Directions> Reproduce everything from "Leather, hide glue, dye." down to "in cylindrical form." in the text on the medieval penner.

Given text>
14th century Penner

My first attempt at leather casework – a medieval penner with tooled heraldic design.

Cases made of stiff leather were common in the middle ages and renaissance for holding, protecting and carrying all kinds of items, from pens to crowns. Leather ‘penners’ were used to hold the tools of the medieval scribe – quill pens and penknives, usually strung together with an inkwell and slung over the belt.

Leather, hide glue, dye. Silk cords.

I had looked at illuminations depicting penners for years and always wanted to make one to hold my own pens. The incentive came when I was asked to contribute a penner and purse to a group project – a surprise gift for my friend Hugh. Time to actually make one!

Research and Design

The vast majority of the many images of penners and extant example in museums are of black leather although there are a few exceptions. Images in artwork do not always show decoration, but the extant examples are usually tooled – embossed, incised and/or stamped.

Later penners tend to be rectangular in cross section, but earlier ones have both rectangular and cylindrical forms. In keeping with the 14th century theme, I decide to make a penner in cylindrical form.

In common with other examples of casework, the cap of the penner is held on with cords through slots worked in the leather. These are usually coloured and often red. In the case of penners, the other end of the cord is often attached to an inkwell, as can be seen in these examples.


At the time, I had no information on how penners were constructed, but I had seen cases in museums, and knew there were two layers, with an overlapping cap, strung on cords.

Based on the length of my own quill pens, I cut a length of dowel to act as the former or mould. I cut a piece of 1.5mm leather to size with some overlap, then skived the flesh side of both edges to form an overlap. I cut top and base caps with a 5mm margin and skived the edges.

I wet the leather and rested it (mellowing it helps the moisture equalise), then formed it over the dowel, wrapping it in linen to keep the shape. Once dry, I formed the end-caps over the lining and held them on with elastic to dry. I cut the cap from the lining body, then put the lining back on the dowel.

Recorded information>
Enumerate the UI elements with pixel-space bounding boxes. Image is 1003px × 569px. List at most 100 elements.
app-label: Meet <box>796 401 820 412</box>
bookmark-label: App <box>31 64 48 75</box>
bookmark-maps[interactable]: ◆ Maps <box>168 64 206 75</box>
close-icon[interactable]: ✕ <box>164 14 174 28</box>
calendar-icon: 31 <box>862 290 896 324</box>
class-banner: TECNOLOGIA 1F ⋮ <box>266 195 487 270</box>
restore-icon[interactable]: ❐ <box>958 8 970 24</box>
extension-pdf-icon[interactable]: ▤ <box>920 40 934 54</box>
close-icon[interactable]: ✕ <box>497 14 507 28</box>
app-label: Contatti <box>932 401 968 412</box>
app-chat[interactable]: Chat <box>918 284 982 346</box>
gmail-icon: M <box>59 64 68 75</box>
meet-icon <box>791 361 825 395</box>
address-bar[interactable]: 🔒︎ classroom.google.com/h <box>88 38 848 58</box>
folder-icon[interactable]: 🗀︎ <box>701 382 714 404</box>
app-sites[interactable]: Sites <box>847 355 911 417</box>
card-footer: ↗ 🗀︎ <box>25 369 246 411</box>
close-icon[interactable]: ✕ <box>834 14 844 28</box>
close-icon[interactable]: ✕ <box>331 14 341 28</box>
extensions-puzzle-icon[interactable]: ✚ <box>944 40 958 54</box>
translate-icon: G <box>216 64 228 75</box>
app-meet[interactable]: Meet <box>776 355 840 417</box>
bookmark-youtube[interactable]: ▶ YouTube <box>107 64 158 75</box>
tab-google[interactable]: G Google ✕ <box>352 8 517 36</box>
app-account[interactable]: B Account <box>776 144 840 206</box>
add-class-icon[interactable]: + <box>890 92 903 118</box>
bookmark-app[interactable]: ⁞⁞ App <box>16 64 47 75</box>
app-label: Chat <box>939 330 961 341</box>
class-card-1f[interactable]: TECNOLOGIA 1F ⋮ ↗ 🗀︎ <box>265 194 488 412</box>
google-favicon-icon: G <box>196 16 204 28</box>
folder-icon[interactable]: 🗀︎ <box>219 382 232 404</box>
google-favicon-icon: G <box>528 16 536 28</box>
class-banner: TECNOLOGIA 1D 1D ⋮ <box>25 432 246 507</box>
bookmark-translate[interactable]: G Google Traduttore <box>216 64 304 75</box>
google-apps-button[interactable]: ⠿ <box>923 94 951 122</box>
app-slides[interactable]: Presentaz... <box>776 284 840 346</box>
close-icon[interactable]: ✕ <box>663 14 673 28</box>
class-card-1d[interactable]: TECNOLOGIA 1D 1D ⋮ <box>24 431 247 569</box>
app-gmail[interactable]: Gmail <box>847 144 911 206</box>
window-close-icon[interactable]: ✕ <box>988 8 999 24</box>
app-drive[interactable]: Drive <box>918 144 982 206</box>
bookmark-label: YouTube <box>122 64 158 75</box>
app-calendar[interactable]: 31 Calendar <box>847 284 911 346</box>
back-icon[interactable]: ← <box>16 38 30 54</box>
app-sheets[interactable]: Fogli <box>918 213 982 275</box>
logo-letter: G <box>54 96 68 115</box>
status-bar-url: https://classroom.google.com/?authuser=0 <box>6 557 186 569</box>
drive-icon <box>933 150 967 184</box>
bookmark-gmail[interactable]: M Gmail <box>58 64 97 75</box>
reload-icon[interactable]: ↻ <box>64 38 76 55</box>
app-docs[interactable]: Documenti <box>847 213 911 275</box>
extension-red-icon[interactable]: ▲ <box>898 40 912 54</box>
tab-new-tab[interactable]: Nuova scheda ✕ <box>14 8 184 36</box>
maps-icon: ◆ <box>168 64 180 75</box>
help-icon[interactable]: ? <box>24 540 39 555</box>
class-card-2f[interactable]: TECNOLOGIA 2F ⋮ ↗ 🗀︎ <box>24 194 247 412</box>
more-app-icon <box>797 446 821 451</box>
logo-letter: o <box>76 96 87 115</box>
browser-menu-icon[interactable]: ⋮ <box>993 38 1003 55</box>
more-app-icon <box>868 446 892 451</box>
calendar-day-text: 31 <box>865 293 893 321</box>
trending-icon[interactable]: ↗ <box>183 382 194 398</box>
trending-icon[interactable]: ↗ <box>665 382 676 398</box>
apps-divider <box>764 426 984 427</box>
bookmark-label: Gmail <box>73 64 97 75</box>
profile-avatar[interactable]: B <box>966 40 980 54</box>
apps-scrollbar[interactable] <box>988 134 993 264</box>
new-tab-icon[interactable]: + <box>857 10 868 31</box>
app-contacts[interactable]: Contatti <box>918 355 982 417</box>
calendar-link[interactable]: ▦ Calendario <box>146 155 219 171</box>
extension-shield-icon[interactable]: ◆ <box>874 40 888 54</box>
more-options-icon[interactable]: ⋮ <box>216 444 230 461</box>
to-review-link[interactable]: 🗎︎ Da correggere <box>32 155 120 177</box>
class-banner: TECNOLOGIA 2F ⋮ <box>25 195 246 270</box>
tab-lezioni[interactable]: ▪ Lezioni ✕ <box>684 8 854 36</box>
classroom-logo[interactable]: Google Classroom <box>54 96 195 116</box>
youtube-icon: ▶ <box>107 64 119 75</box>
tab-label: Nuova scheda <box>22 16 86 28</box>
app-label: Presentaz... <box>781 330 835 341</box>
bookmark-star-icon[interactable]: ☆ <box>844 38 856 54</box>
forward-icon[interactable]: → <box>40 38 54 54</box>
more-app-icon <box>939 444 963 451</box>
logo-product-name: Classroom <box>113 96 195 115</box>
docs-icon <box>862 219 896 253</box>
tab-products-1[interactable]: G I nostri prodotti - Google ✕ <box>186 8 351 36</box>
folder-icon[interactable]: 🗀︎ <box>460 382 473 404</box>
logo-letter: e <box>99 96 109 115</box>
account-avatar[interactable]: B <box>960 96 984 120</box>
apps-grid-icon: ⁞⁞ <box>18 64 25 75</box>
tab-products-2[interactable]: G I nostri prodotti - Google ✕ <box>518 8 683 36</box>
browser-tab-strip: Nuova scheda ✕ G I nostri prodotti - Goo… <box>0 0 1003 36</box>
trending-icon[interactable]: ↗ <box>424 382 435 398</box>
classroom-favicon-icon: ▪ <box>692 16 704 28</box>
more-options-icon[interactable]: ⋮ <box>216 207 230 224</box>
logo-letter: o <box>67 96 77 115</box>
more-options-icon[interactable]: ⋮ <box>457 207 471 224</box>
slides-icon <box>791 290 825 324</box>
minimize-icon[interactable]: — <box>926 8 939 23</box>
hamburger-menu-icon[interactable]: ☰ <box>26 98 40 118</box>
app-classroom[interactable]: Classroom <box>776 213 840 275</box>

Written solution>
Leather, hide glue, dye. Silk cords.

I had looked at illuminations depicting penners for years and always wanted to make one to hold my own pens. The incentive came when I was asked to contribute a penner and purse to a group project – a surprise gift for my friend Hugh. Time to actually make one!

Research and Design

The vast majority of the many images of penners and extant example in museums are of black leather although there are a few exceptions. Images in artwork do not always show decoration, but the extant examples are usually tooled – embossed, incised and/or stamped.

Later penners tend to be rectangular in cross section, but earlier ones have both rectangular and cylindrical forms. In keeping with the 14th century theme, I decide to make a penner in cylindrical form.